**INSTRUCTIONS TO FOLLOW**
From the data that follows, copy every line holding the string "Angehörige".

**INFORMATION SUPPLIED**
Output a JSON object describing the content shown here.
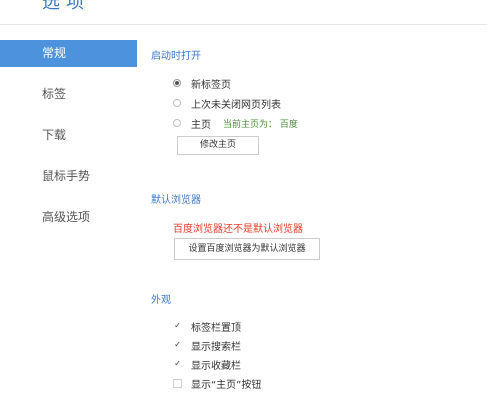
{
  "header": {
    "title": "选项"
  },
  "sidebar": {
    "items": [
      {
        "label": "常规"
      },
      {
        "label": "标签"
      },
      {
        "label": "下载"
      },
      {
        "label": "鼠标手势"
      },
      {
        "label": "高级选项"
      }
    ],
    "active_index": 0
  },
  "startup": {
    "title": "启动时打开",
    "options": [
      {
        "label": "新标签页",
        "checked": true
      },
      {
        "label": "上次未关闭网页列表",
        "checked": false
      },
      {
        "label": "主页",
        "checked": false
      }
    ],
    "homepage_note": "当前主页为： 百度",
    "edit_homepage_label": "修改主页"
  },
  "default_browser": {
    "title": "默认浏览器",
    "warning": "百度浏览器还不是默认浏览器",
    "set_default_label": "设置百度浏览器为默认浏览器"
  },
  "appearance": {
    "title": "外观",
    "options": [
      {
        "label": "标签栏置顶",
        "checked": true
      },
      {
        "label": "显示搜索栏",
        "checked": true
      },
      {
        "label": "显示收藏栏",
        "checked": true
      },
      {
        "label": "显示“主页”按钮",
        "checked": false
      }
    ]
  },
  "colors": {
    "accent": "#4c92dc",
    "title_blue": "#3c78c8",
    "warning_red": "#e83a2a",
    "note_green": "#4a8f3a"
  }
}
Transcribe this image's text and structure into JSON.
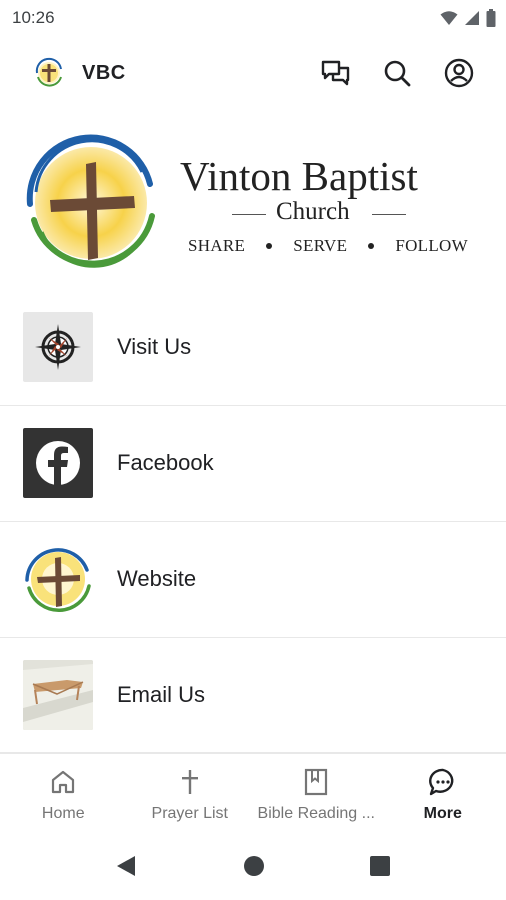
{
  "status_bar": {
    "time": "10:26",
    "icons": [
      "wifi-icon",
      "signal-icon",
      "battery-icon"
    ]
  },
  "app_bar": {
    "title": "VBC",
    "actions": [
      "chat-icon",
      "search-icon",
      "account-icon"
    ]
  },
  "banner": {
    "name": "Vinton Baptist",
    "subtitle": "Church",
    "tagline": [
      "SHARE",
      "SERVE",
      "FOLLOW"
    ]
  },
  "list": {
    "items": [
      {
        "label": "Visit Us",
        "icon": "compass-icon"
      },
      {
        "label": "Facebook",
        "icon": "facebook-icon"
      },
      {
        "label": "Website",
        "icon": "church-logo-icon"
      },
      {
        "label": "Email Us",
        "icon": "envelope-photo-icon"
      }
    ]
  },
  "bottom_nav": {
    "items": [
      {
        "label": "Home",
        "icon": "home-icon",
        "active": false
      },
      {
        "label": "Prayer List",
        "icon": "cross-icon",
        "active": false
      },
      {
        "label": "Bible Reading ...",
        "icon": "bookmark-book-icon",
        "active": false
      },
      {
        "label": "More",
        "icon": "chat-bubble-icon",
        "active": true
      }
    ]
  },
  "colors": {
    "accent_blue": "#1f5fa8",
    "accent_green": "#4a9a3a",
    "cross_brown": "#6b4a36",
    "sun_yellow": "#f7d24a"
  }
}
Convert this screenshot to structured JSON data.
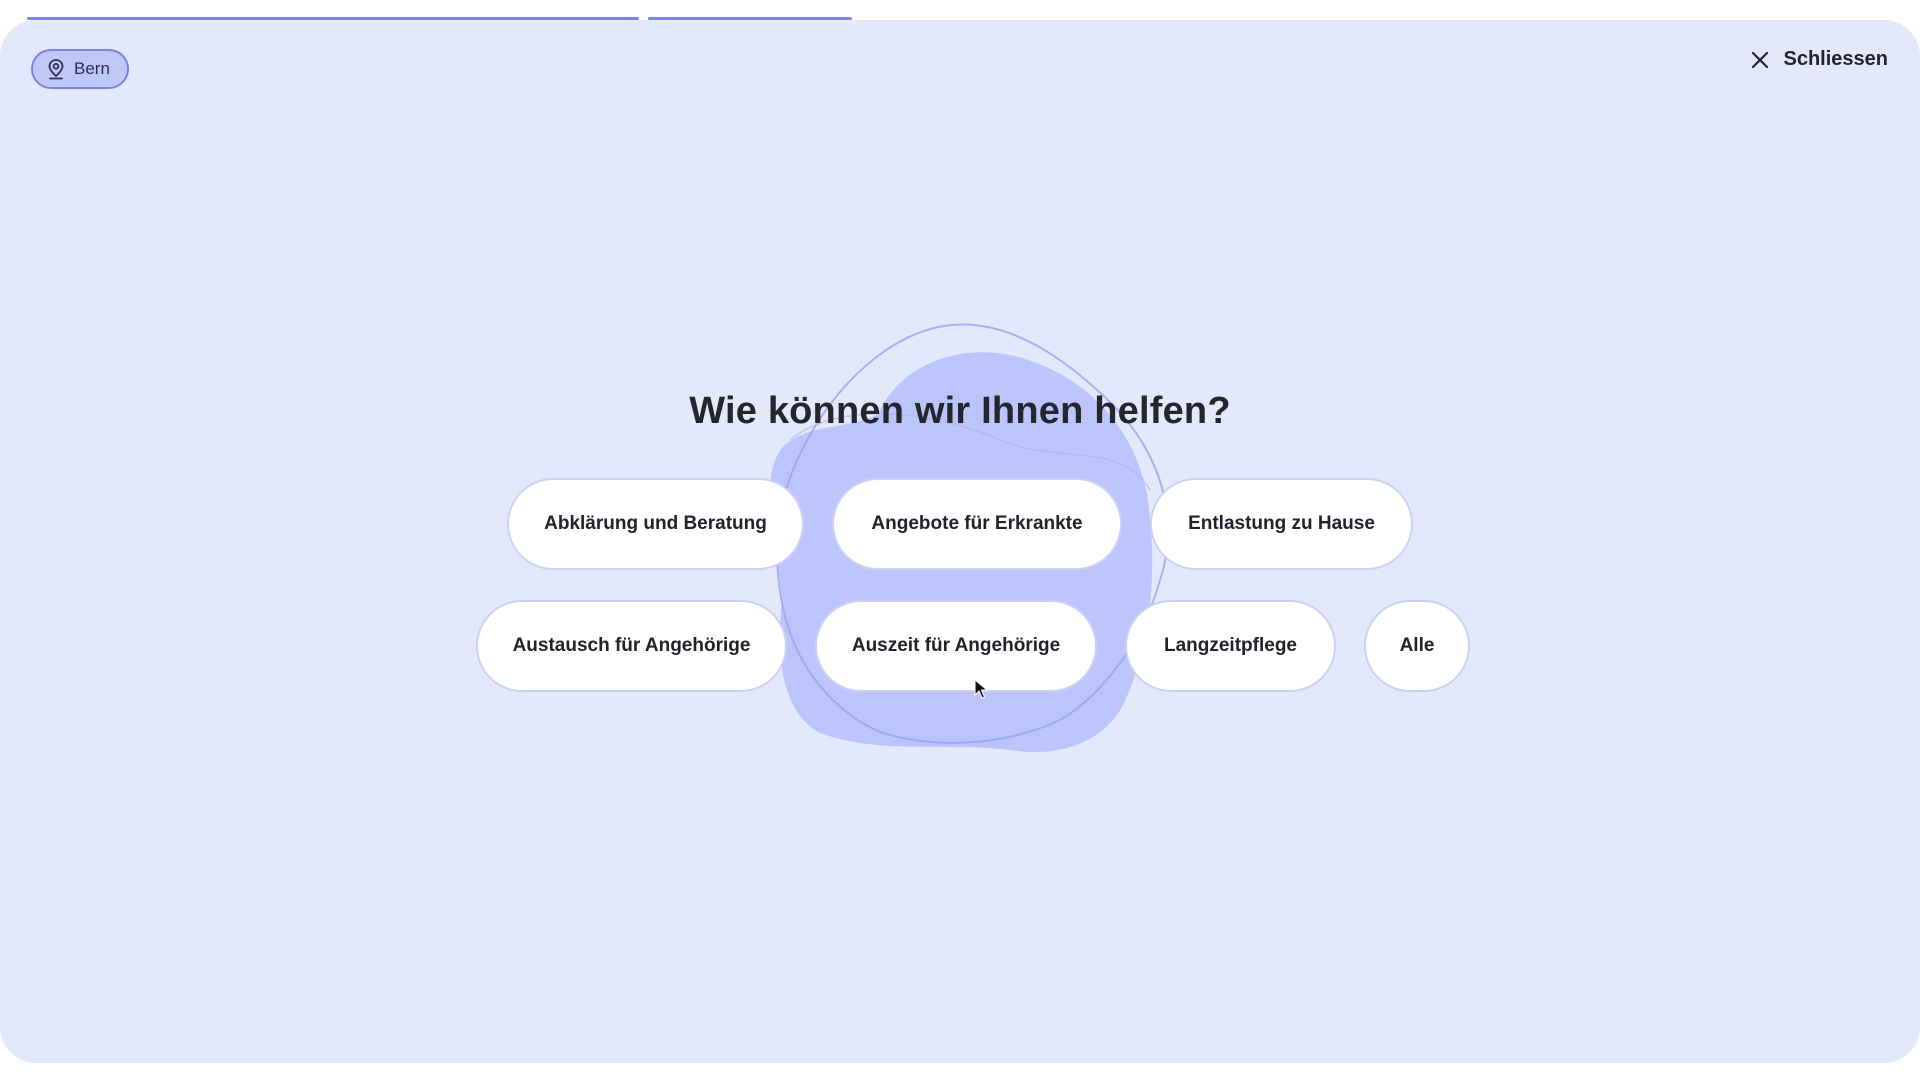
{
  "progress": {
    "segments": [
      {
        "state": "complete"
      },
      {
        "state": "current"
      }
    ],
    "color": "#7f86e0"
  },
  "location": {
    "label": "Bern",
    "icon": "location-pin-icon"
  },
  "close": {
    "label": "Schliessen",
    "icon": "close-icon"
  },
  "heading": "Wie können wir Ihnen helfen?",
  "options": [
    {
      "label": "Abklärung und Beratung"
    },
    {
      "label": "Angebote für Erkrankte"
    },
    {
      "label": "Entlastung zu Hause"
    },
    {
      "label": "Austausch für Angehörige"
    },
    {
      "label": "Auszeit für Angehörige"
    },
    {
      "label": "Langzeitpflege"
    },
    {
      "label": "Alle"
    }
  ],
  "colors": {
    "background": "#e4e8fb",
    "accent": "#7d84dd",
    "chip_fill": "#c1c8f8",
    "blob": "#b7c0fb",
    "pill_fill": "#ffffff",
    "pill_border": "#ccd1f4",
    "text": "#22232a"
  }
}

**TASK OUTPUT**
      "label": "Austausch für Angehörige"
      "label": "Auszeit für Angehörige"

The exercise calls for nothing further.